Supplied records:

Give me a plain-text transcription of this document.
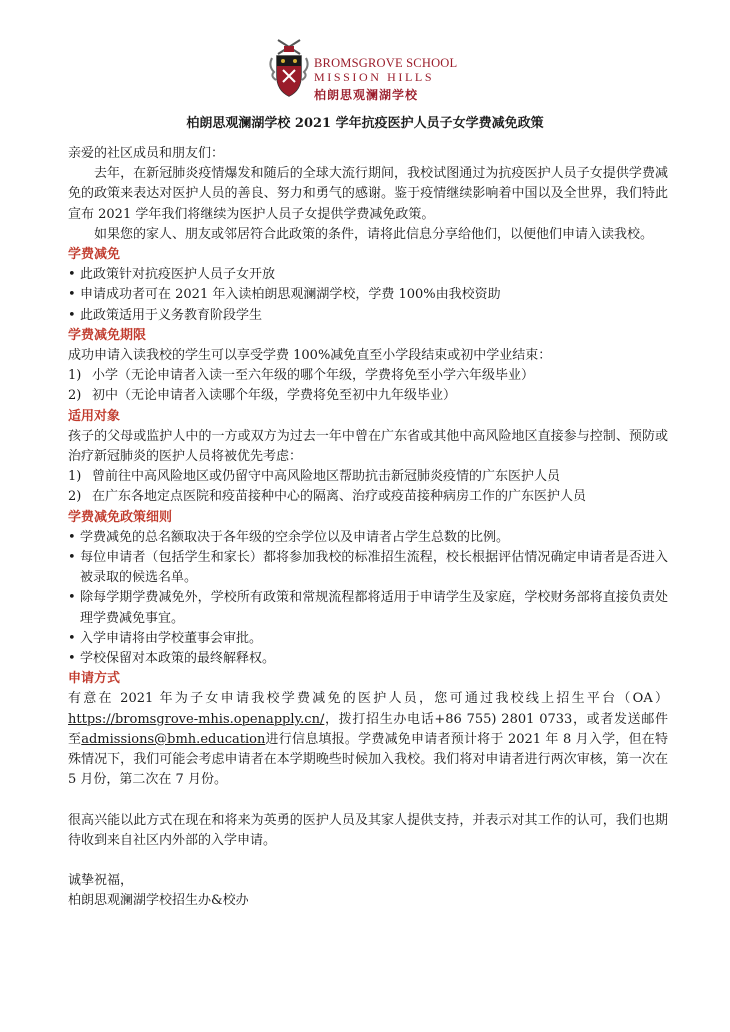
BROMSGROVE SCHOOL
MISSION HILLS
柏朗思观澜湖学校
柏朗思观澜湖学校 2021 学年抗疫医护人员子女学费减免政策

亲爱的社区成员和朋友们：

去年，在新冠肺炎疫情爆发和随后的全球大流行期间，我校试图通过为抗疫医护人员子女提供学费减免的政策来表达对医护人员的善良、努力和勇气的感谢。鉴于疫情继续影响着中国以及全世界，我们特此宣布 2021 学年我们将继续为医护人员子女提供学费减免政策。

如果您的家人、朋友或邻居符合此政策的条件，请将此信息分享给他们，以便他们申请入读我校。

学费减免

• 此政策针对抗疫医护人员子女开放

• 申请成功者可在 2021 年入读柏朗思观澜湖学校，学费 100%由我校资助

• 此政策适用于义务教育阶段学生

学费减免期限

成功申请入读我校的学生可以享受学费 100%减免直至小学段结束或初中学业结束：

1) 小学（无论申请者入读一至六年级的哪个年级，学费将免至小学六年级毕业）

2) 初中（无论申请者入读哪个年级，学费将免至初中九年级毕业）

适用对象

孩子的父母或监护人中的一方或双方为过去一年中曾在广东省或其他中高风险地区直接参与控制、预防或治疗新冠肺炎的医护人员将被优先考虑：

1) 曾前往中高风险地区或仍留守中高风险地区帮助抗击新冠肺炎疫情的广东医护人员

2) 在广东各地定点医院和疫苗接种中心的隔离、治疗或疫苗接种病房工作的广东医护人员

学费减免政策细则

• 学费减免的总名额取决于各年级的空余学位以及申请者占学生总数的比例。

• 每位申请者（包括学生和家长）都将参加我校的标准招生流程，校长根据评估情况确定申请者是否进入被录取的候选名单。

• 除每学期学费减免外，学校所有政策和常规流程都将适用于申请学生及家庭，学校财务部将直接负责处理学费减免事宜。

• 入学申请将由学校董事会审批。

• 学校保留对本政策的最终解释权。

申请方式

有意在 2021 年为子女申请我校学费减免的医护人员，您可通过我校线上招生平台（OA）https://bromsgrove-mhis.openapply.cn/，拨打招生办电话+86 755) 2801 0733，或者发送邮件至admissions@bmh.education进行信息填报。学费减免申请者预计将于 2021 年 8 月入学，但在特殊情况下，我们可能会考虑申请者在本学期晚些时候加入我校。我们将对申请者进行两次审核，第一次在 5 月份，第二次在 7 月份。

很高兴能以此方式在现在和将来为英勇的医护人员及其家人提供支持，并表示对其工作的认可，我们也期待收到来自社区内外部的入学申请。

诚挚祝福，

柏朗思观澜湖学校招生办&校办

Your instructions: Copy each line of the records precisely and drop any images they hold.

Task answer:
Give me a plain-text transcription of this document.
BROMSGROVE SCHOOL
MISSION HILLS
柏朗思观澜湖学校
柏朗思观澜湖学校 2021 学年抗疫医护人员子女学费减免政策

亲爱的社区成员和朋友们：

去年，在新冠肺炎疫情爆发和随后的全球大流行期间，我校试图通过为抗疫医护人员子女提供学费减免的政策来表达对医护人员的善良、努力和勇气的感谢。鉴于疫情继续影响着中国以及全世界，我们特此宣布 2021 学年我们将继续为医护人员子女提供学费减免政策。

如果您的家人、朋友或邻居符合此政策的条件，请将此信息分享给他们，以便他们申请入读我校。

学费减免

• 此政策针对抗疫医护人员子女开放

• 申请成功者可在 2021 年入读柏朗思观澜湖学校，学费 100%由我校资助

• 此政策适用于义务教育阶段学生

学费减免期限

成功申请入读我校的学生可以享受学费 100%减免直至小学段结束或初中学业结束：

1) 小学（无论申请者入读一至六年级的哪个年级，学费将免至小学六年级毕业）

2) 初中（无论申请者入读哪个年级，学费将免至初中九年级毕业）

适用对象

孩子的父母或监护人中的一方或双方为过去一年中曾在广东省或其他中高风险地区直接参与控制、预防或治疗新冠肺炎的医护人员将被优先考虑：

1) 曾前往中高风险地区或仍留守中高风险地区帮助抗击新冠肺炎疫情的广东医护人员

2) 在广东各地定点医院和疫苗接种中心的隔离、治疗或疫苗接种病房工作的广东医护人员

学费减免政策细则

• 学费减免的总名额取决于各年级的空余学位以及申请者占学生总数的比例。

• 每位申请者（包括学生和家长）都将参加我校的标准招生流程，校长根据评估情况确定申请者是否进入被录取的候选名单。

• 除每学期学费减免外，学校所有政策和常规流程都将适用于申请学生及家庭，学校财务部将直接负责处理学费减免事宜。

• 入学申请将由学校董事会审批。

• 学校保留对本政策的最终解释权。

申请方式

有意在 2021 年为子女申请我校学费减免的医护人员，您可通过我校线上招生平台（OA）https://bromsgrove-mhis.openapply.cn/，拨打招生办电话+86 755) 2801 0733，或者发送邮件至admissions@bmh.education进行信息填报。学费减免申请者预计将于 2021 年 8 月入学，但在特殊情况下，我们可能会考虑申请者在本学期晚些时候加入我校。我们将对申请者进行两次审核，第一次在 5 月份，第二次在 7 月份。

很高兴能以此方式在现在和将来为英勇的医护人员及其家人提供支持，并表示对其工作的认可，我们也期待收到来自社区内外部的入学申请。

诚挚祝福，

柏朗思观澜湖学校招生办&校办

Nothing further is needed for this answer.